# [GIVEN PROBLEM]
Select all lines in the records that include "grid".

————————

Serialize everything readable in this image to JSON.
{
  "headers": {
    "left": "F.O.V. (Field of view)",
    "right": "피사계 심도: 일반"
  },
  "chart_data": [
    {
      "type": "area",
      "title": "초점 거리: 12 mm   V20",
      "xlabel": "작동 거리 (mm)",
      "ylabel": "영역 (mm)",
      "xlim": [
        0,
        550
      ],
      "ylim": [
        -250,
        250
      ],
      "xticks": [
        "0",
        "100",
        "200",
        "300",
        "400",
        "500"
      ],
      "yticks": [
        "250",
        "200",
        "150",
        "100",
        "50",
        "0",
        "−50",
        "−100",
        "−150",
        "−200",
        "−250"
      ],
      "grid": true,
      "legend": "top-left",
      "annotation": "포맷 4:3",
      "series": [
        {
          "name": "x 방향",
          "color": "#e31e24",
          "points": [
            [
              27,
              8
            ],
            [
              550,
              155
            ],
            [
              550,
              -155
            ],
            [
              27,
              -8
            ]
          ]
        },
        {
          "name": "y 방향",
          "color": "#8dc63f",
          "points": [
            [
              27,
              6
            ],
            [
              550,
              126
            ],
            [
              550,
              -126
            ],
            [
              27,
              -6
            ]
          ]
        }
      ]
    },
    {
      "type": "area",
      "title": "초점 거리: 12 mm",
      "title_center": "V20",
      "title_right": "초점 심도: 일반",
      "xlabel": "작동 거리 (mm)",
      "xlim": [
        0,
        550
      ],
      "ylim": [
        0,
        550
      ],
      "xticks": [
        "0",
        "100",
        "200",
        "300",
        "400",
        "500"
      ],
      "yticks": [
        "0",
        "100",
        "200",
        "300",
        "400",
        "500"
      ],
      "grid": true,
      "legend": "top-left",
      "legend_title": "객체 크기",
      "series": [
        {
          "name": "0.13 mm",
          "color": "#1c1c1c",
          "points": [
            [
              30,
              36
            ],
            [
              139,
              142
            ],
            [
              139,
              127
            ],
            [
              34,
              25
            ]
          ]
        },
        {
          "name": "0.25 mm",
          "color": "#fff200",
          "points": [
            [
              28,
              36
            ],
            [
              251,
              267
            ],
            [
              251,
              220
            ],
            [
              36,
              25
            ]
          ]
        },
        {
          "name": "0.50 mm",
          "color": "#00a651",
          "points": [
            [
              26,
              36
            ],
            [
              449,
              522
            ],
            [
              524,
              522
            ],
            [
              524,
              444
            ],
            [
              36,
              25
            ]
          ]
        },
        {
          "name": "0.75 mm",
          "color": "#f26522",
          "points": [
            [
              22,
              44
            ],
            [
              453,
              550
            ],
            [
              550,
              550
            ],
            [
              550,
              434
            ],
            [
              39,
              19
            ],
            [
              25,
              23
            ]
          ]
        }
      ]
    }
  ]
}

————————

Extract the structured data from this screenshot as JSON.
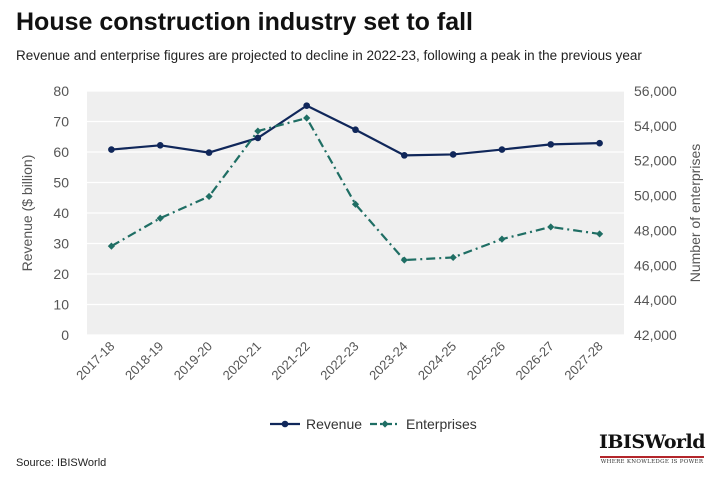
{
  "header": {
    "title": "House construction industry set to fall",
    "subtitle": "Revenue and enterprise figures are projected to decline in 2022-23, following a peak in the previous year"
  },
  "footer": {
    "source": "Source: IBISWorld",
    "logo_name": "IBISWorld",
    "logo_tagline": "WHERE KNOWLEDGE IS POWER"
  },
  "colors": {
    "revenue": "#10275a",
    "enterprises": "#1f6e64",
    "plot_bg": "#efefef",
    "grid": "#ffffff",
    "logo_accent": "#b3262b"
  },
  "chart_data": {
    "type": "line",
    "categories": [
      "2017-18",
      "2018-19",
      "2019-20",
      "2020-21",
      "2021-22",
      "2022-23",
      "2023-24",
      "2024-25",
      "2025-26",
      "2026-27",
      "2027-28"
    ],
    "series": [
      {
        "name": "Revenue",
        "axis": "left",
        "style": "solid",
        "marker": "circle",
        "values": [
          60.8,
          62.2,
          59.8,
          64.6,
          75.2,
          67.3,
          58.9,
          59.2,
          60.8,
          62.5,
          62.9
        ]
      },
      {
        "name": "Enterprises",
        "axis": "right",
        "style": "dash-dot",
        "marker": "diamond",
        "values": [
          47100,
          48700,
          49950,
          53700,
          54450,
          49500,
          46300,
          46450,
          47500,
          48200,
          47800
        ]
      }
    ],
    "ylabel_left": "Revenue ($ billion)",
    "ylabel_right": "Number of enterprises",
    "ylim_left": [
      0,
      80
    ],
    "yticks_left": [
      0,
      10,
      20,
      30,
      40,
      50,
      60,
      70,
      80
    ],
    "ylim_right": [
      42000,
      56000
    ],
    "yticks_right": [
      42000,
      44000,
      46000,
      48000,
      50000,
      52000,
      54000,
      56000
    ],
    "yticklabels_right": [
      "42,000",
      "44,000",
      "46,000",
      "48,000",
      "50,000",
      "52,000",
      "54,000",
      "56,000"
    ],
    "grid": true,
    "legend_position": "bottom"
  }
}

————————

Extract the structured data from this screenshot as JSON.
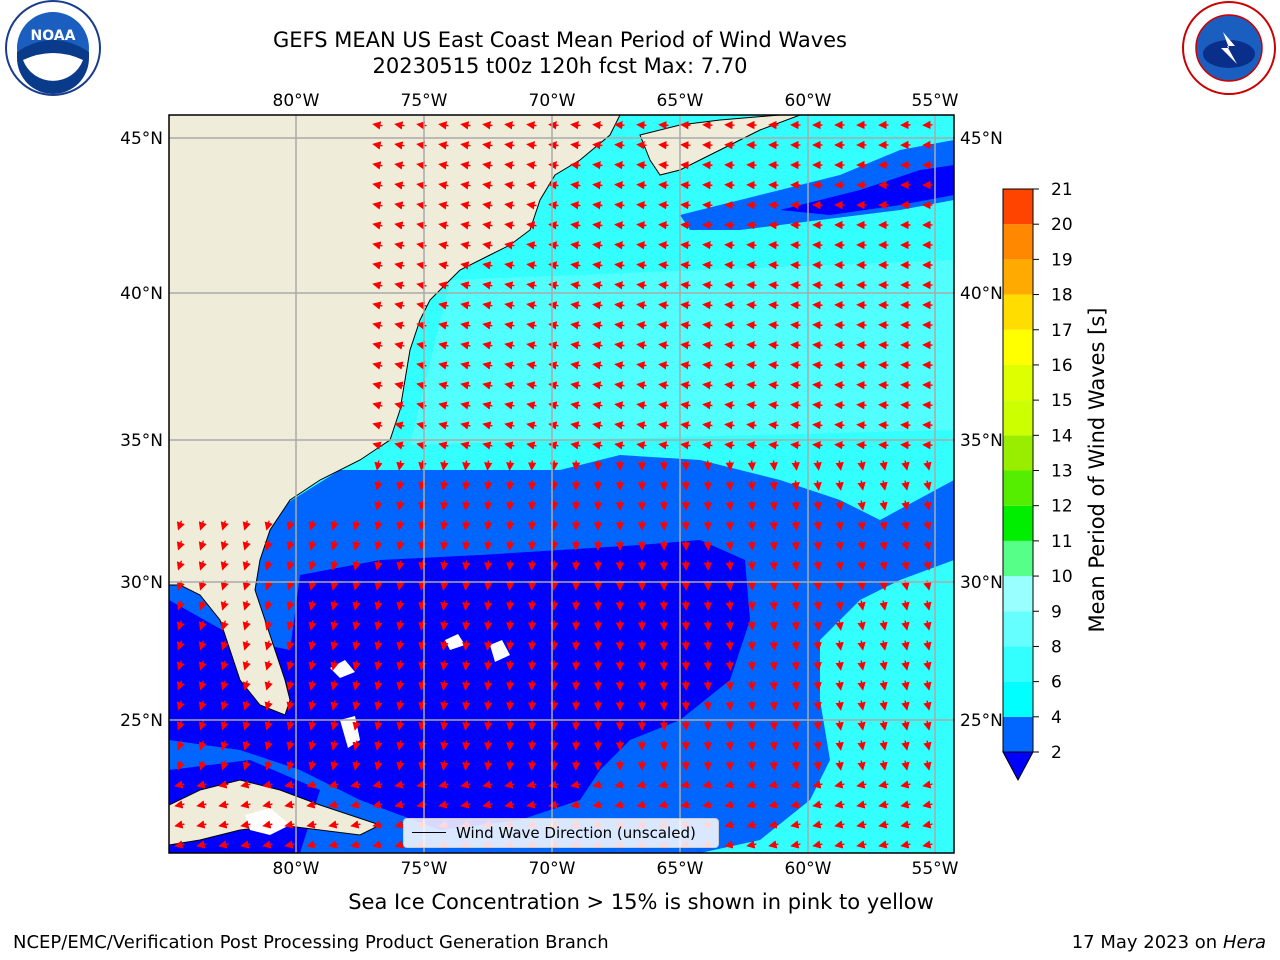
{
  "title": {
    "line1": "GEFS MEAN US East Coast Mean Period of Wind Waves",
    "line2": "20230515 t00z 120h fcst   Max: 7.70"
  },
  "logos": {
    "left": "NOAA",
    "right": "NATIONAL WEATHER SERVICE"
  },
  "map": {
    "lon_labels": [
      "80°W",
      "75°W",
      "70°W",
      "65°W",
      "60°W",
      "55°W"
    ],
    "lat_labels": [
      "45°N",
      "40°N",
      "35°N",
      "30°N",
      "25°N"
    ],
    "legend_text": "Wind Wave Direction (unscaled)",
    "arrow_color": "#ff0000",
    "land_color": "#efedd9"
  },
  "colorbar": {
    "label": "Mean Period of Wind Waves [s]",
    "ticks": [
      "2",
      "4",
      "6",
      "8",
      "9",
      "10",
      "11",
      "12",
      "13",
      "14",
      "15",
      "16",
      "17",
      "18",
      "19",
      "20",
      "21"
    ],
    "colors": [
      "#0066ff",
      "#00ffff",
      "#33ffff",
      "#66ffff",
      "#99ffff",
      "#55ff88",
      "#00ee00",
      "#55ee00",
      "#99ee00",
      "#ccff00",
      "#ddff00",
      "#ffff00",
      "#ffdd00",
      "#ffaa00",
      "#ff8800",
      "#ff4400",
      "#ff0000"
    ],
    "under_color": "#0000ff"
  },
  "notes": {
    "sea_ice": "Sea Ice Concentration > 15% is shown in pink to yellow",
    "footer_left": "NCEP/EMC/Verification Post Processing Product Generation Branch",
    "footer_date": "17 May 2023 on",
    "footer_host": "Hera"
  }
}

————————

# [FULL ANSWER]
      "grid": true,
      "grid": true,
    "grid": "#ffffff",
    "grid": true,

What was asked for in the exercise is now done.